Extracts from a graphics dataset:
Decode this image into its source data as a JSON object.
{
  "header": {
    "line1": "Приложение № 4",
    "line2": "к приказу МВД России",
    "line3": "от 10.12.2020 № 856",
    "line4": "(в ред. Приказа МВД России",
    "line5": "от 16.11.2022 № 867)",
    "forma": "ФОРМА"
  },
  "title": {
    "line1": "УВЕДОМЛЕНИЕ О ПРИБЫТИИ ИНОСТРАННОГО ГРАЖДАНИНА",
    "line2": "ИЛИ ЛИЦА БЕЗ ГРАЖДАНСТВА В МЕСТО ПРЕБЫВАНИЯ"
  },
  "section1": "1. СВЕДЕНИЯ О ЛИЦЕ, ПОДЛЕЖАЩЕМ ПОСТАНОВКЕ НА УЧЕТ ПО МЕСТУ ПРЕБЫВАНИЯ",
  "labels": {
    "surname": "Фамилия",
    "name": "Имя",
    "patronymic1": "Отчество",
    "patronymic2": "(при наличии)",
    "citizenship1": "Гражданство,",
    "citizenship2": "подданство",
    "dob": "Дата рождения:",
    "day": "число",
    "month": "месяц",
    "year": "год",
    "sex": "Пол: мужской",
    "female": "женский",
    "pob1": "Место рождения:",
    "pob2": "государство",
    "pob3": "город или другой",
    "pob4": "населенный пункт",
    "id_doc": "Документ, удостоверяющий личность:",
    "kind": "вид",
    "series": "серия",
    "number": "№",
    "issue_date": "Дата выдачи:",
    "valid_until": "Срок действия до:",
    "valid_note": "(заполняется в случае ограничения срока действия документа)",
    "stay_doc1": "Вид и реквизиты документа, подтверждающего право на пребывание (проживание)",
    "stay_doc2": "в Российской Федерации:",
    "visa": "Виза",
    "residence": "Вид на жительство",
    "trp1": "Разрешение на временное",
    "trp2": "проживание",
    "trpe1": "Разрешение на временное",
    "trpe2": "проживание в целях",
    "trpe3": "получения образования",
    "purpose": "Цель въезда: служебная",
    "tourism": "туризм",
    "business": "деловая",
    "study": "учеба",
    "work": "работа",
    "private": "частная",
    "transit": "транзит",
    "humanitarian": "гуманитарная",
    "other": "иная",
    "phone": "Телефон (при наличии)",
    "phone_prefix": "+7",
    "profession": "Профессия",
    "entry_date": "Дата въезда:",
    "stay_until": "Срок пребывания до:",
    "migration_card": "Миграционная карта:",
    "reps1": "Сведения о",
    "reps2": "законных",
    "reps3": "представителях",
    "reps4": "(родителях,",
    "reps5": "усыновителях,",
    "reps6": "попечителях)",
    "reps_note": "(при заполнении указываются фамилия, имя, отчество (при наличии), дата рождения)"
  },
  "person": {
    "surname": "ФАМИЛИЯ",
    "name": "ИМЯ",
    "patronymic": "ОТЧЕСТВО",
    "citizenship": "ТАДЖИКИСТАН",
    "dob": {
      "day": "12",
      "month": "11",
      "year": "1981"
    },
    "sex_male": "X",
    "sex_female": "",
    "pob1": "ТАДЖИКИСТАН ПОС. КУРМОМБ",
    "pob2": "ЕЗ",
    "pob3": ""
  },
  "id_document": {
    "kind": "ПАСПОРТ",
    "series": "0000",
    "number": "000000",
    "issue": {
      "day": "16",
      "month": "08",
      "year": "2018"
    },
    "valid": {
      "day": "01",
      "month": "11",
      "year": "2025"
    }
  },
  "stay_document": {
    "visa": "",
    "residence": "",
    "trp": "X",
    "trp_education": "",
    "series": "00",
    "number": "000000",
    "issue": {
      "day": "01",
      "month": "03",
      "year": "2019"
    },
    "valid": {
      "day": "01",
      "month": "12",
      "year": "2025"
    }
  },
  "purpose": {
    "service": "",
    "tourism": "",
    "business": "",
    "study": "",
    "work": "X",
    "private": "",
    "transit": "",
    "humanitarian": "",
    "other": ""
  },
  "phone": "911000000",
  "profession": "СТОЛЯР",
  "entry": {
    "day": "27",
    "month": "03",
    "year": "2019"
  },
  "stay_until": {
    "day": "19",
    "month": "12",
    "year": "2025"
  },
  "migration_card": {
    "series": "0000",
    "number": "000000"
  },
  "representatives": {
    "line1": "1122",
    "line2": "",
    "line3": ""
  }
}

* _Description of the task_:
Type out the material again exactly as presented.

* _Worked solution_:
Decode this image into its source data as a JSON object.
{
  "header": {
    "line1": "Приложение № 4",
    "line2": "к приказу МВД России",
    "line3": "от 10.12.2020 № 856",
    "line4": "(в ред. Приказа МВД России",
    "line5": "от 16.11.2022 № 867)",
    "forma": "ФОРМА"
  },
  "title": {
    "line1": "УВЕДОМЛЕНИЕ О ПРИБЫТИИ ИНОСТРАННОГО ГРАЖДАНИНА",
    "line2": "ИЛИ ЛИЦА БЕЗ ГРАЖДАНСТВА В МЕСТО ПРЕБЫВАНИЯ"
  },
  "section1": "1. СВЕДЕНИЯ О ЛИЦЕ, ПОДЛЕЖАЩЕМ ПОСТАНОВКЕ НА УЧЕТ ПО МЕСТУ ПРЕБЫВАНИЯ",
  "labels": {
    "surname": "Фамилия",
    "name": "Имя",
    "patronymic1": "Отчество",
    "patronymic2": "(при наличии)",
    "citizenship1": "Гражданство,",
    "citizenship2": "подданство",
    "dob": "Дата рождения:",
    "day": "число",
    "month": "месяц",
    "year": "год",
    "sex": "Пол: мужской",
    "female": "женский",
    "pob1": "Место рождения:",
    "pob2": "государство",
    "pob3": "город или другой",
    "pob4": "населенный пункт",
    "id_doc": "Документ, удостоверяющий личность:",
    "kind": "вид",
    "series": "серия",
    "number": "№",
    "issue_date": "Дата выдачи:",
    "valid_until": "Срок действия до:",
    "valid_note": "(заполняется в случае ограничения срока действия документа)",
    "stay_doc1": "Вид и реквизиты документа, подтверждающего право на пребывание (проживание)",
    "stay_doc2": "в Российской Федерации:",
    "visa": "Виза",
    "residence": "Вид на жительство",
    "trp1": "Разрешение на временное",
    "trp2": "проживание",
    "trpe1": "Разрешение на временное",
    "trpe2": "проживание в целях",
    "trpe3": "получения образования",
    "purpose": "Цель въезда: служебная",
    "tourism": "туризм",
    "business": "деловая",
    "study": "учеба",
    "work": "работа",
    "private": "частная",
    "transit": "транзит",
    "humanitarian": "гуманитарная",
    "other": "иная",
    "phone": "Телефон (при наличии)",
    "phone_prefix": "+7",
    "profession": "Профессия",
    "entry_date": "Дата въезда:",
    "stay_until": "Срок пребывания до:",
    "migration_card": "Миграционная карта:",
    "reps1": "Сведения о",
    "reps2": "законных",
    "reps3": "представителях",
    "reps4": "(родителях,",
    "reps5": "усыновителях,",
    "reps6": "попечителях)",
    "reps_note": "(при заполнении указываются фамилия, имя, отчество (при наличии), дата рождения)"
  },
  "person": {
    "surname": "ФАМИЛИЯ",
    "name": "ИМЯ",
    "patronymic": "ОТЧЕСТВО",
    "citizenship": "ТАДЖИКИСТАН",
    "dob": {
      "day": "12",
      "month": "11",
      "year": "1981"
    },
    "sex_male": "X",
    "sex_female": "",
    "pob1": "ТАДЖИКИСТАН ПОС. КУРМОМБ",
    "pob2": "ЕЗ",
    "pob3": ""
  },
  "id_document": {
    "kind": "ПАСПОРТ",
    "series": "0000",
    "number": "000000",
    "issue": {
      "day": "16",
      "month": "08",
      "year": "2018"
    },
    "valid": {
      "day": "01",
      "month": "11",
      "year": "2025"
    }
  },
  "stay_document": {
    "visa": "",
    "residence": "",
    "trp": "X",
    "trp_education": "",
    "series": "00",
    "number": "000000",
    "issue": {
      "day": "01",
      "month": "03",
      "year": "2019"
    },
    "valid": {
      "day": "01",
      "month": "12",
      "year": "2025"
    }
  },
  "purpose": {
    "service": "",
    "tourism": "",
    "business": "",
    "study": "",
    "work": "X",
    "private": "",
    "transit": "",
    "humanitarian": "",
    "other": ""
  },
  "phone": "911000000",
  "profession": "СТОЛЯР",
  "entry": {
    "day": "27",
    "month": "03",
    "year": "2019"
  },
  "stay_until": {
    "day": "19",
    "month": "12",
    "year": "2025"
  },
  "migration_card": {
    "series": "0000",
    "number": "000000"
  },
  "representatives": {
    "line1": "1122",
    "line2": "",
    "line3": ""
  }
}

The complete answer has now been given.